start

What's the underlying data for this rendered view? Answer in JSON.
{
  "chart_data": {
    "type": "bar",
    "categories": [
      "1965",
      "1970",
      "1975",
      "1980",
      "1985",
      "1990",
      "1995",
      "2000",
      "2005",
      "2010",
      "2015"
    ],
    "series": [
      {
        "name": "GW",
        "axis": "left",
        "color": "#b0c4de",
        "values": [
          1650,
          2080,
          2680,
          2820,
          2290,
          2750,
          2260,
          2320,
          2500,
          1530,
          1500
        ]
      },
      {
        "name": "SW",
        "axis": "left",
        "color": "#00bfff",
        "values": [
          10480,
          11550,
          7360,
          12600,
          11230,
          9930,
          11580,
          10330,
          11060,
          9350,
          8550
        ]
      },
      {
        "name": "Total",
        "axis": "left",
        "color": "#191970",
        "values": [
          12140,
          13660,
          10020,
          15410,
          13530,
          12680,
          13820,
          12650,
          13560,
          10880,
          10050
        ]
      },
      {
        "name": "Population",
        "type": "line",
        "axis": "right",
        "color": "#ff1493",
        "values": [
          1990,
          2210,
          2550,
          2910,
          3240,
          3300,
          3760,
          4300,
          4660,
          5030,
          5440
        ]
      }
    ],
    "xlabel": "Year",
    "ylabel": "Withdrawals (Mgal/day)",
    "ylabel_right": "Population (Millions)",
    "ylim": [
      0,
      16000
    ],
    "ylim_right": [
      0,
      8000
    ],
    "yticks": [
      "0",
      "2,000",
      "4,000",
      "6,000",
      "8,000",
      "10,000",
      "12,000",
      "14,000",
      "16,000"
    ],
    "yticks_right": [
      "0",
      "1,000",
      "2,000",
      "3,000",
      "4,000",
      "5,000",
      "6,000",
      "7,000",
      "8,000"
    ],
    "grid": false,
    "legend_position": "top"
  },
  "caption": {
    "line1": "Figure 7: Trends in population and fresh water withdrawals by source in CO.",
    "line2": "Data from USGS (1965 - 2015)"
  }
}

end

Return the whole listing exactly, with every line included.

What's the underlying data for this rendered view? Answer in JSON.
{
  "chart_data": {
    "type": "bar",
    "categories": [
      "1965",
      "1970",
      "1975",
      "1980",
      "1985",
      "1990",
      "1995",
      "2000",
      "2005",
      "2010",
      "2015"
    ],
    "series": [
      {
        "name": "GW",
        "axis": "left",
        "color": "#b0c4de",
        "values": [
          1650,
          2080,
          2680,
          2820,
          2290,
          2750,
          2260,
          2320,
          2500,
          1530,
          1500
        ]
      },
      {
        "name": "SW",
        "axis": "left",
        "color": "#00bfff",
        "values": [
          10480,
          11550,
          7360,
          12600,
          11230,
          9930,
          11580,
          10330,
          11060,
          9350,
          8550
        ]
      },
      {
        "name": "Total",
        "axis": "left",
        "color": "#191970",
        "values": [
          12140,
          13660,
          10020,
          15410,
          13530,
          12680,
          13820,
          12650,
          13560,
          10880,
          10050
        ]
      },
      {
        "name": "Population",
        "type": "line",
        "axis": "right",
        "color": "#ff1493",
        "values": [
          1990,
          2210,
          2550,
          2910,
          3240,
          3300,
          3760,
          4300,
          4660,
          5030,
          5440
        ]
      }
    ],
    "xlabel": "Year",
    "ylabel": "Withdrawals (Mgal/day)",
    "ylabel_right": "Population (Millions)",
    "ylim": [
      0,
      16000
    ],
    "ylim_right": [
      0,
      8000
    ],
    "yticks": [
      "0",
      "2,000",
      "4,000",
      "6,000",
      "8,000",
      "10,000",
      "12,000",
      "14,000",
      "16,000"
    ],
    "yticks_right": [
      "0",
      "1,000",
      "2,000",
      "3,000",
      "4,000",
      "5,000",
      "6,000",
      "7,000",
      "8,000"
    ],
    "grid": false,
    "legend_position": "top"
  },
  "caption": {
    "line1": "Figure 7: Trends in population and fresh water withdrawals by source in CO.",
    "line2": "Data from USGS (1965 - 2015)"
  }
}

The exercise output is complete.